Exercise requirements: Tally every line of the material that includes "volume", then give the tally and nothing else.

-- Start of Dataset extract --

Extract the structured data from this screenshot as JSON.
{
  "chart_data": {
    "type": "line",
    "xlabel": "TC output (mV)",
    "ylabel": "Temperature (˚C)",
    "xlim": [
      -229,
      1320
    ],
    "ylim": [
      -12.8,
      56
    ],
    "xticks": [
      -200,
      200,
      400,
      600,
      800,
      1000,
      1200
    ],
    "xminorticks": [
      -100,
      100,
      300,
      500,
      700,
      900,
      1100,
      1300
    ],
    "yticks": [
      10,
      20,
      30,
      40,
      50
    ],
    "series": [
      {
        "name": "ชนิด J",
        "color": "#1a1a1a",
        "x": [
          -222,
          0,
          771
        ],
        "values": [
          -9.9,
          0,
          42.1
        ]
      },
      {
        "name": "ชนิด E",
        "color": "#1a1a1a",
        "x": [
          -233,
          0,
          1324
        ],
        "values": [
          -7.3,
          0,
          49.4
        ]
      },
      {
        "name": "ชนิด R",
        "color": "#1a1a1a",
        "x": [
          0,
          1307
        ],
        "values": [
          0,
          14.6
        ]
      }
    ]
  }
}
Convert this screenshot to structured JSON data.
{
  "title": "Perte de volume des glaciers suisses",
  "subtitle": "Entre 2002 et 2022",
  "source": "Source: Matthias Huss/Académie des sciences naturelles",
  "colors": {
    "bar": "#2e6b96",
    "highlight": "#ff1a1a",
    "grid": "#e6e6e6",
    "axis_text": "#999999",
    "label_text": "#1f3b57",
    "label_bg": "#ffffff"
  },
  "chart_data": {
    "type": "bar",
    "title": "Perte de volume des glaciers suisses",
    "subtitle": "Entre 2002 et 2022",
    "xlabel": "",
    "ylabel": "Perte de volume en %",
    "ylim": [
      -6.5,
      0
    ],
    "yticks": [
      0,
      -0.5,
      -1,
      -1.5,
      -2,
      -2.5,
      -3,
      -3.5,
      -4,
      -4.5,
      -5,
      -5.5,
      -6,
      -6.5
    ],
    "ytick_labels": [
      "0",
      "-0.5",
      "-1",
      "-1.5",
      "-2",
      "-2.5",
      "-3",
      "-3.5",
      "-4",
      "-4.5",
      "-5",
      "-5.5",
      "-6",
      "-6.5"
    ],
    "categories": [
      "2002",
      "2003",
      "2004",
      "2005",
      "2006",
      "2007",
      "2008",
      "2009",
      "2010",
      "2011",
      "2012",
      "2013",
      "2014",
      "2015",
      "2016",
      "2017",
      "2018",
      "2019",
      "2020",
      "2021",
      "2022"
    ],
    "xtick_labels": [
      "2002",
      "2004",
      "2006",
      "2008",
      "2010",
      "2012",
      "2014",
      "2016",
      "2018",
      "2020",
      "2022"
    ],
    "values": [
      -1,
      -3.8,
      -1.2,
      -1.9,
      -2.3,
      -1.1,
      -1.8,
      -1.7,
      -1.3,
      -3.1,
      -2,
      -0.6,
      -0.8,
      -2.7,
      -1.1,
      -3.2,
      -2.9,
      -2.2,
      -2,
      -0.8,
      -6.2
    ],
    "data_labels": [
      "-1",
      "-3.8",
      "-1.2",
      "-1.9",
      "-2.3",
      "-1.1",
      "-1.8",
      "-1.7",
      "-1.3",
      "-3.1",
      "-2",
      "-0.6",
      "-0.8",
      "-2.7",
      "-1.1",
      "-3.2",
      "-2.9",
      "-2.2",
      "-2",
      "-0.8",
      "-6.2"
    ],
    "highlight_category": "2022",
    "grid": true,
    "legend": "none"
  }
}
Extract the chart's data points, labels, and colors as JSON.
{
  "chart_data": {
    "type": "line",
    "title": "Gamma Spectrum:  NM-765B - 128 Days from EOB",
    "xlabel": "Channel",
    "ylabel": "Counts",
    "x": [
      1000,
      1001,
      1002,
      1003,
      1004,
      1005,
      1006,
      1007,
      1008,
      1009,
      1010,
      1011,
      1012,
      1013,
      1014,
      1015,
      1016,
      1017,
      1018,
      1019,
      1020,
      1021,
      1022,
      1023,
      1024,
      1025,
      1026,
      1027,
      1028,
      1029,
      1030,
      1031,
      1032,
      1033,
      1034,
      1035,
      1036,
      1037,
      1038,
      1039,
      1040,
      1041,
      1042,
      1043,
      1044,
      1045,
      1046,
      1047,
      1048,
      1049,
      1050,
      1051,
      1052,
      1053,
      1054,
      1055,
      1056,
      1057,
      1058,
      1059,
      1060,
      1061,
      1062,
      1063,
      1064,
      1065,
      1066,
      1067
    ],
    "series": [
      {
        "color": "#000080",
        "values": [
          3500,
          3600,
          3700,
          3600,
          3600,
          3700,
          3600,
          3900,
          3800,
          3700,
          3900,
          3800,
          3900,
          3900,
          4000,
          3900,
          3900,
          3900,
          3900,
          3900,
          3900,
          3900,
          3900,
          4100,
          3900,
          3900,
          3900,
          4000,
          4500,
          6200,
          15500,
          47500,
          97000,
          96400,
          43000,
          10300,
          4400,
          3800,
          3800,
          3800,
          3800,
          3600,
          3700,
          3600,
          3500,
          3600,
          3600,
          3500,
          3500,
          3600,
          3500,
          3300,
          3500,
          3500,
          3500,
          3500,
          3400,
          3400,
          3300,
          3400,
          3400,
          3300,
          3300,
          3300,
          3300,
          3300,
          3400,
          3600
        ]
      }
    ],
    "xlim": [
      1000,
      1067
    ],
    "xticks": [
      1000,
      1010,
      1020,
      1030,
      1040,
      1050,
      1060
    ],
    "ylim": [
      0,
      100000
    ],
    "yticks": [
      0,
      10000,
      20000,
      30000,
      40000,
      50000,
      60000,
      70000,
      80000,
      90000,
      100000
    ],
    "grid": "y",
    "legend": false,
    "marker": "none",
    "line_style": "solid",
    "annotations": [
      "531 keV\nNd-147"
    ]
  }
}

-- End of Dataset extract --

The response: 3